DATA SUPPLIED:
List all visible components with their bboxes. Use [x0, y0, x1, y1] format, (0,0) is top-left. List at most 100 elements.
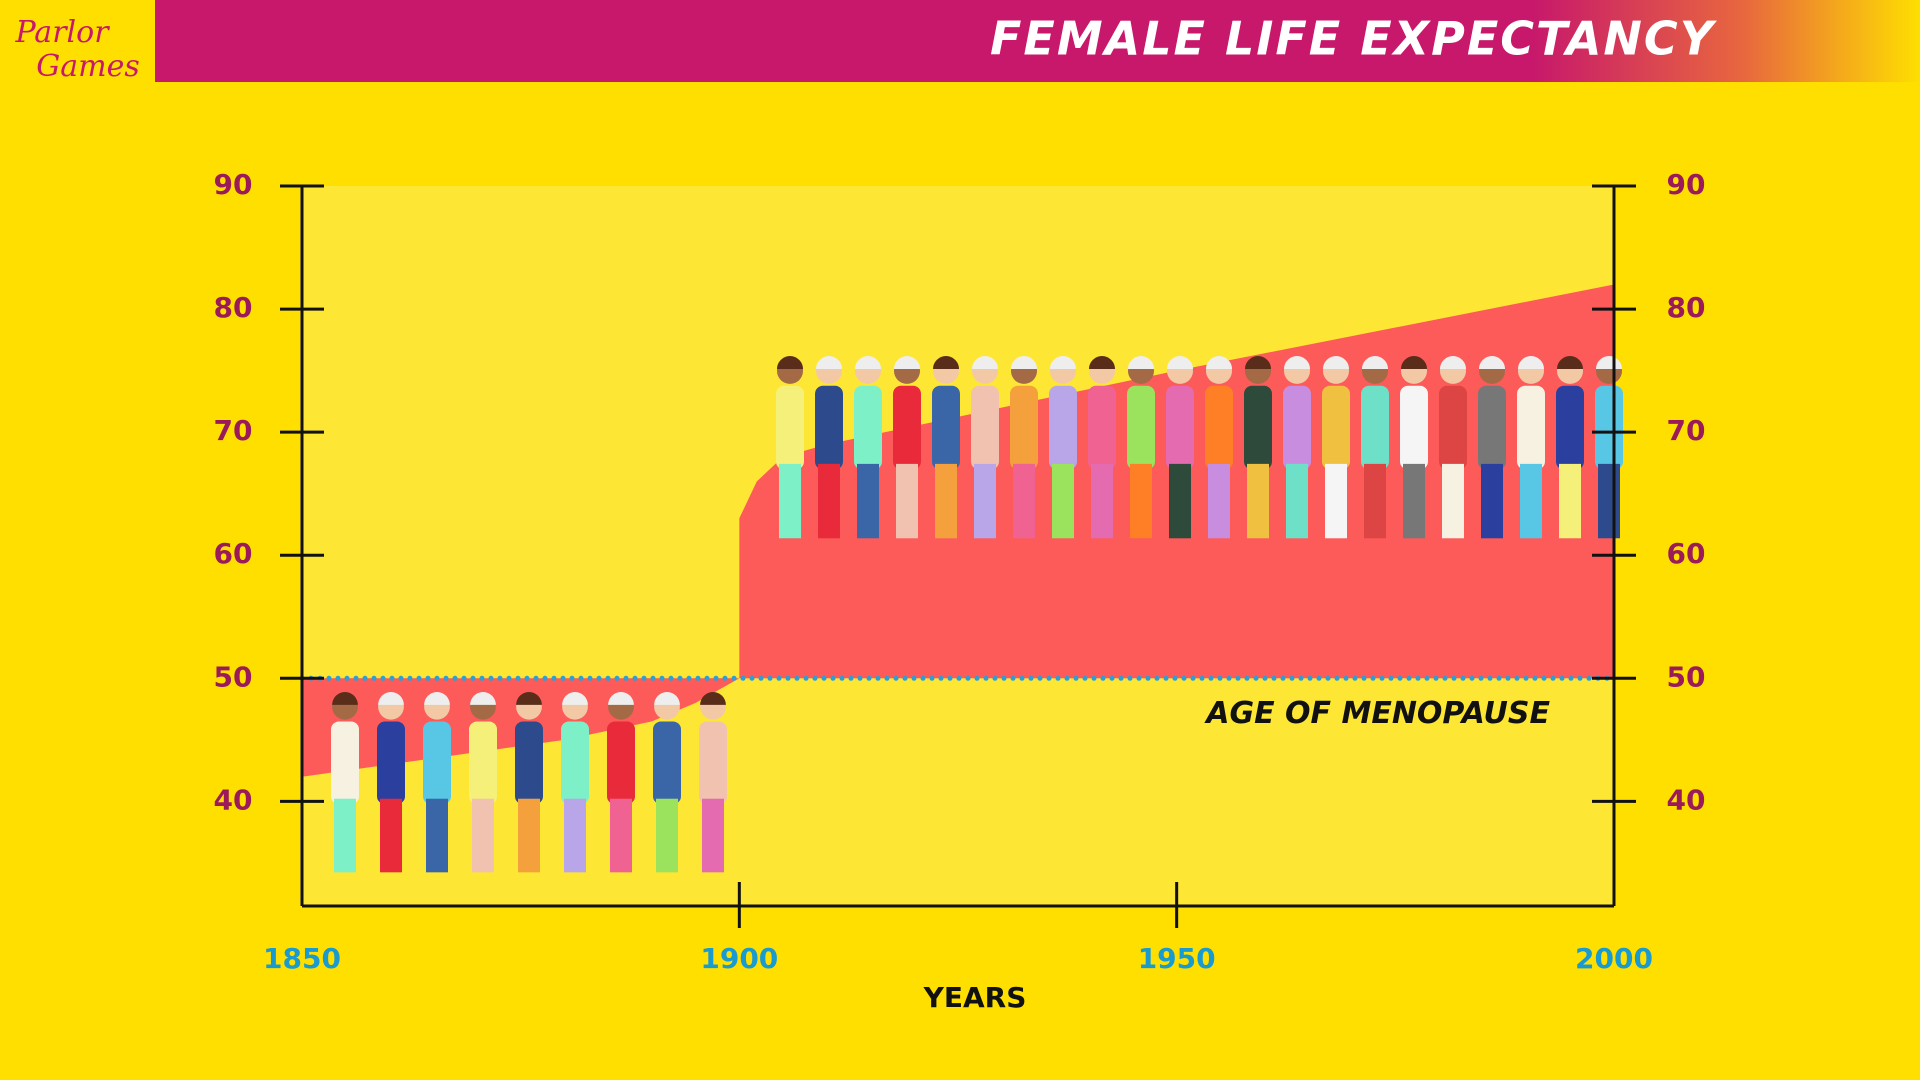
figure-body	[971, 385, 999, 470]
figure-hair	[1088, 355, 1116, 370]
figure-illustration	[423, 692, 451, 873]
figure-hair	[815, 356, 843, 370]
figure-body	[469, 721, 497, 805]
figure-hair	[1010, 355, 1038, 370]
figure-legs	[1325, 463, 1347, 539]
figure-hair	[1400, 355, 1428, 370]
figure-illustration	[331, 692, 359, 873]
figure-hair	[1166, 355, 1194, 370]
figure-illustration	[932, 356, 960, 539]
figure-legs	[935, 463, 957, 539]
figure-hair	[1127, 355, 1155, 370]
figure-legs	[1364, 463, 1386, 539]
figure-illustration	[1322, 355, 1350, 539]
figure-illustration	[1517, 355, 1545, 539]
figure-illustration	[854, 356, 882, 539]
figure-hair	[1517, 355, 1545, 370]
figure-legs	[896, 463, 918, 539]
y2-tick-label: 80	[1667, 291, 1706, 324]
figure-illustration	[1439, 355, 1467, 539]
figure-illustration	[1205, 355, 1233, 539]
figure-illustration	[699, 692, 727, 873]
figure-body	[1439, 385, 1467, 470]
figure-illustration	[1283, 355, 1311, 539]
figure-hair	[1049, 355, 1077, 370]
figure-illustration	[1010, 355, 1038, 539]
figure-body	[1556, 385, 1584, 470]
y2-tick-label: 70	[1667, 414, 1706, 447]
figure-illustration	[1166, 355, 1194, 539]
figure-hair	[608, 692, 634, 705]
figure-body	[1244, 385, 1272, 470]
x-axis-label: YEARS	[923, 981, 1027, 1014]
figure-hair	[516, 692, 542, 705]
figure-illustration	[893, 356, 921, 539]
figure-legs	[334, 798, 356, 873]
y2-tick-label: 60	[1667, 537, 1706, 570]
figure-illustration	[561, 692, 589, 873]
figure-body	[1478, 385, 1506, 470]
figure-illustration	[607, 692, 635, 873]
figure-hair	[1205, 355, 1233, 370]
figure-hair	[654, 692, 680, 705]
figure-illustration	[1244, 355, 1272, 539]
figure-body	[561, 721, 589, 805]
figure-body	[1088, 385, 1116, 470]
y-tick-label: 60	[214, 537, 253, 570]
figure-legs	[1559, 463, 1581, 539]
figure-legs	[974, 463, 996, 539]
figure-illustration	[1400, 355, 1428, 539]
figure-illustration	[1049, 355, 1077, 539]
figure-legs	[472, 798, 494, 873]
figure-legs	[656, 798, 678, 873]
figure-body	[776, 385, 804, 470]
figure-hair	[1361, 355, 1389, 370]
figure-legs	[610, 798, 632, 873]
figure-body	[515, 721, 543, 805]
figure-legs	[380, 798, 402, 873]
figure-hair	[1439, 355, 1467, 370]
figure-body	[607, 721, 635, 805]
figure-hair	[971, 356, 999, 370]
logo-line: Parlor	[14, 15, 110, 50]
figure-legs	[857, 463, 879, 539]
logo-line: Games	[36, 49, 139, 84]
figure-illustration	[1088, 355, 1116, 539]
figure-legs	[1208, 463, 1230, 539]
x-tick-label: 1850	[263, 942, 341, 975]
y2-tick-label: 40	[1667, 783, 1706, 816]
figure-illustration	[1361, 355, 1389, 539]
figure-legs	[1013, 463, 1035, 539]
figure-hair	[562, 692, 588, 705]
figure-hair	[424, 692, 450, 705]
figure-hair	[776, 356, 804, 370]
figure-hair	[470, 692, 496, 705]
figure-legs	[1520, 463, 1542, 539]
figure-illustration	[971, 356, 999, 539]
figure-hair	[1556, 355, 1584, 370]
x-tick-label: 2000	[1575, 942, 1653, 975]
figure-legs	[1286, 463, 1308, 539]
figure-illustration	[1478, 355, 1506, 539]
figure-body	[1049, 385, 1077, 470]
figure-body	[1010, 385, 1038, 470]
figure-hair	[1595, 355, 1623, 370]
y-tick-label: 40	[214, 783, 253, 816]
figure-hair	[1244, 355, 1272, 370]
figure-hair	[1478, 355, 1506, 370]
figure-body	[1166, 385, 1194, 470]
y2-tick-label: 50	[1667, 660, 1706, 693]
figure-body	[1361, 385, 1389, 470]
x-tick-label: 1950	[1138, 942, 1216, 975]
y-tick-label: 80	[214, 291, 253, 324]
figure-legs	[1481, 463, 1503, 539]
figure-body	[1595, 385, 1623, 470]
figure-body	[815, 385, 843, 470]
figure-body	[423, 721, 451, 805]
figure-legs	[1247, 463, 1269, 539]
chart-title: FEMALE LIFE EXPECTANCY	[990, 12, 1718, 66]
figure-illustration	[377, 692, 405, 873]
figure-body	[699, 721, 727, 805]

PROBLEM TO WORK ON:
Output every line of the material above as a JSON list of strings, one string per line, with blank lines and pictures left out.

CORRECT RESULT:
[
  "List all visible components with their bboxes. Use [x0, y0, x1, y1] format, (0,0) is top-left. List at most 100 elements.",
  "figure-body\t[971, 385, 999, 470]",
  "figure-hair\t[1088, 355, 1116, 370]",
  "figure-illustration\t[423, 692, 451, 873]",
  "figure-hair\t[815, 356, 843, 370]",
  "figure-body\t[469, 721, 497, 805]",
  "figure-hair\t[1010, 355, 1038, 370]",
  "figure-legs\t[1325, 463, 1347, 539]",
  "figure-hair\t[1400, 355, 1428, 370]",
  "figure-illustration\t[331, 692, 359, 873]",
  "figure-hair\t[1166, 355, 1194, 370]",
  "figure-illustration\t[932, 356, 960, 539]",
  "figure-legs\t[935, 463, 957, 539]",
  "figure-hair\t[1127, 355, 1155, 370]",
  "figure-legs\t[1364, 463, 1386, 539]",
  "figure-illustration\t[1322, 355, 1350, 539]",
  "figure-illustration\t[1517, 355, 1545, 539]",
  "figure-illustration\t[854, 356, 882, 539]",
  "figure-hair\t[1517, 355, 1545, 370]",
  "figure-legs\t[896, 463, 918, 539]",
  "y2-tick-label: 80\t[1667, 291, 1706, 324]",
  "figure-illustration\t[1439, 355, 1467, 539]",
  "figure-illustration\t[1205, 355, 1233, 539]",
  "figure-illustration\t[699, 692, 727, 873]",
  "figure-body\t[1439, 385, 1467, 470]",
  "figure-illustration\t[1283, 355, 1311, 539]",
  "figure-hair\t[1049, 355, 1077, 370]",
  "figure-illustration\t[1010, 355, 1038, 539]",
  "figure-body\t[1556, 385, 1584, 470]",
  "y2-tick-label: 70\t[1667, 414, 1706, 447]",
  "figure-illustration\t[1166, 355, 1194, 539]",
  "figure-hair\t[608, 692, 634, 705]",
  "figure-body\t[1244, 385, 1272, 470]",
  "x-axis-label: YEARS\t[923, 981, 1027, 1014]",
  "figure-hair\t[516, 692, 542, 705]",
  "figure-illustration\t[893, 356, 921, 539]",
  "figure-legs\t[334, 798, 356, 873]",
  "y2-tick-label: 60\t[1667, 537, 1706, 570]",
  "figure-illustration\t[561, 692, 589, 873]",
  "figure-body\t[1478, 385, 1506, 470]",
  "figure-illustration\t[607, 692, 635, 873]",
  "figure-hair\t[1205, 355, 1233, 370]",
  "figure-hair\t[654, 692, 680, 705]",
  "figure-illustration\t[1244, 355, 1272, 539]",
  "figure-body\t[561, 721, 589, 805]",
  "figure-body\t[1088, 385, 1116, 470]",
  "y-tick-label: 60\t[214, 537, 253, 570]",
  "figure-legs\t[1559, 463, 1581, 539]",
  "figure-legs\t[974, 463, 996, 539]",
  "figure-illustration\t[1400, 355, 1428, 539]",
  "figure-illustration\t[1049, 355, 1077, 539]",
  "figure-legs\t[472, 798, 494, 873]",
  "figure-legs\t[656, 798, 678, 873]",
  "figure-body\t[776, 385, 804, 470]",
  "figure-hair\t[1361, 355, 1389, 370]",
  "figure-legs\t[610, 798, 632, 873]",
  "figure-body\t[515, 721, 543, 805]",
  "figure-legs\t[380, 798, 402, 873]",
  "figure-hair\t[1439, 355, 1467, 370]",
  "figure-body\t[607, 721, 635, 805]",
  "figure-hair\t[971, 356, 999, 370]",
  "logo-line: Parlor\t[14, 15, 110, 50]",
  "figure-legs\t[857, 463, 879, 539]",
  "logo-line: Games\t[36, 49, 139, 84]",
  "figure-illustration\t[1088, 355, 1116, 539]",
  "figure-legs\t[1208, 463, 1230, 539]",
  "x-tick-label: 1850\t[263, 942, 341, 975]",
  "y2-tick-label: 40\t[1667, 783, 1706, 816]",
  "figure-illustration\t[1361, 355, 1389, 539]",
  "figure-legs\t[1013, 463, 1035, 539]",
  "figure-hair\t[562, 692, 588, 705]",
  "figure-hair\t[424, 692, 450, 705]",
  "figure-hair\t[776, 356, 804, 370]",
  "figure-hair\t[470, 692, 496, 705]",
  "figure-legs\t[1520, 463, 1542, 539]",
  "figure-illustration\t[971, 356, 999, 539]",
  "figure-hair\t[1556, 355, 1584, 370]",
  "x-tick-label: 2000\t[1575, 942, 1653, 975]",
  "figure-legs\t[1286, 463, 1308, 539]",
  "figure-illustration\t[1478, 355, 1506, 539]",
  "figure-body\t[1049, 385, 1077, 470]",
  "figure-body\t[1010, 385, 1038, 470]",
  "figure-hair\t[1595, 355, 1623, 370]",
  "y-tick-label: 40\t[214, 783, 253, 816]",
  "figure-hair\t[1244, 355, 1272, 370]",
  "figure-hair\t[1478, 355, 1506, 370]",
  "figure-body\t[1166, 385, 1194, 470]",
  "y2-tick-label: 50\t[1667, 660, 1706, 693]",
  "figure-body\t[1361, 385, 1389, 470]",
  "x-tick-label: 1950\t[1138, 942, 1216, 975]",
  "y-tick-label: 80\t[214, 291, 253, 324]",
  "figure-legs\t[1481, 463, 1503, 539]",
  "figure-body\t[1595, 385, 1623, 470]",
  "figure-body\t[815, 385, 843, 470]",
  "figure-body\t[423, 721, 451, 805]",
  "figure-legs\t[1247, 463, 1269, 539]",
  "chart-title: FEMALE LIFE EXPECTANCY\t[990, 12, 1718, 66]",
  "figure-illustration\t[377, 692, 405, 873]",
  "figure-body\t[699, 721, 727, 805]"
]